> TAREAS REQUERIDAS:
a) Enumere todos los nombres propios de persona o de lugar que aparecen en el texto sobre las despedidas.
b) Indique si cada afirmación concuerda con el texto sobre las despedidas y cite las palabras que lo determinan: (i) El paseo por Cacabelos tuvo lugar un sábado. (ii) La acera de la esquina medía más de un metro. (iii) Quienes impedían el paso eran señoras jóvenes.
c) Según el texto sobre las despedidas, ¿qué relación guarda la duración de la despedida con el tiempo que se pasará sin verse?

+++ TEXTO EXTRAÍDO +++

Les conté no hace mucho cuánto les gusta una fiesta a los bercianos y hoy, que ya estoy mejor del virus ese que pillé tecleando (y por el que no me han preguntado, gracias) quiero contarles que hay otra cosa que les encanta casi tanto o más: despedirse.
Ayer sábado paseábamos Raquel y yo por Cacabelos, y en una de esas esquinas cuya acera no mide más de medio metro un grupo de señoras mayores nos impedía el paso. Se estaban despidiendo. El sitio era seguramente el común denominador de la distancia a la que se encontraba la casa de cada una y allí estaban las buenas mujeres, despidiéndose.
Servidor tiene observado que la ceremonia de la despedida viene a durar una cantidad de tiempo inversamente proporcional a la que pasaremos sin vernos. Así, si mañana volveremos a encontrarnos en la panadería, por ejemplo, la despedida se alarga hasta el desquicie. Si el despedido se va a Beluchistán, le decimos adiós como si nos persiguiese la muerte.
– Manda una postal.
– Vale.

+++ MATERIAL PROPORCIONADO +++

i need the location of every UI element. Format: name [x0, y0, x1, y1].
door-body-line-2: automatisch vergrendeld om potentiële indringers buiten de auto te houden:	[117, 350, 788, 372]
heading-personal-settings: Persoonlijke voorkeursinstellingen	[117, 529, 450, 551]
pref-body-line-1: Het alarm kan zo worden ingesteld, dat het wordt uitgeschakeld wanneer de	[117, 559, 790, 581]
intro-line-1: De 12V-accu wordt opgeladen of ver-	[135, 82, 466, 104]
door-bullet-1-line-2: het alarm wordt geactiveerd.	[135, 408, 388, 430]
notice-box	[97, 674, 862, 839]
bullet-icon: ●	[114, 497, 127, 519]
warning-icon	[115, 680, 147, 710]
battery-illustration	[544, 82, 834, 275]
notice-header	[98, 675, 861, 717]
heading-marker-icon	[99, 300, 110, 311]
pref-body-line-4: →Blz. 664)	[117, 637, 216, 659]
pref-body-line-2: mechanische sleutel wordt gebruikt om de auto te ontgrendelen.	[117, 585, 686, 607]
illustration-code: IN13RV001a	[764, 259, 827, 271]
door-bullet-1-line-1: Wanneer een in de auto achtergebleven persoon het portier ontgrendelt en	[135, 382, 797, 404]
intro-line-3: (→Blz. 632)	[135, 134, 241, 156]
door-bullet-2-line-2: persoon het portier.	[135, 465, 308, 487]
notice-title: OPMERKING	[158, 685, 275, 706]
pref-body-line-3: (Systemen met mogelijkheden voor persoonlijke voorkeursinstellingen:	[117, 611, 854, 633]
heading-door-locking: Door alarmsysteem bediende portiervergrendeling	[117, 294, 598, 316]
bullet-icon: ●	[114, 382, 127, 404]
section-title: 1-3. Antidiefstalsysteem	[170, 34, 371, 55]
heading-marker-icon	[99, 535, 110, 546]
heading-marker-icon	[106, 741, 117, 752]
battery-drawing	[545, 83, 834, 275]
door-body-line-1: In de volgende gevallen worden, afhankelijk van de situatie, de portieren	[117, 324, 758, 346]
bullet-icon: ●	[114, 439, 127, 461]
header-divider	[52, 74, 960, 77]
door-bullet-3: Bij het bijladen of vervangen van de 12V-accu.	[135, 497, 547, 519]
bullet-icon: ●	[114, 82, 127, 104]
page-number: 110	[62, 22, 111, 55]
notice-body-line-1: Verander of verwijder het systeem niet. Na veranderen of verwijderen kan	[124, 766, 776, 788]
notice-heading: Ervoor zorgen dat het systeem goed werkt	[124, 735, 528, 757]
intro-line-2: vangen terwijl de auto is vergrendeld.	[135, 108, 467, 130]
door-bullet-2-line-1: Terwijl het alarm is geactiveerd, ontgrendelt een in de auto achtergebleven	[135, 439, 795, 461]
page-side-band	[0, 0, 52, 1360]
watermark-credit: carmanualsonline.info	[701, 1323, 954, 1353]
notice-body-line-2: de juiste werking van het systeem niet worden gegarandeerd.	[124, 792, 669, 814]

+++

> RESPUESTAS:
a) Raquel, Cacabelos, Beluchistán

b)
(i) Sí: "Ayer sábado paseábamos Raquel y yo por Cacabelos".
(ii) No: "cuya acera no mide más de medio metro".
(iii) No: "un grupo de señoras mayores nos impedía el paso".

c) Es inversamente proporcional.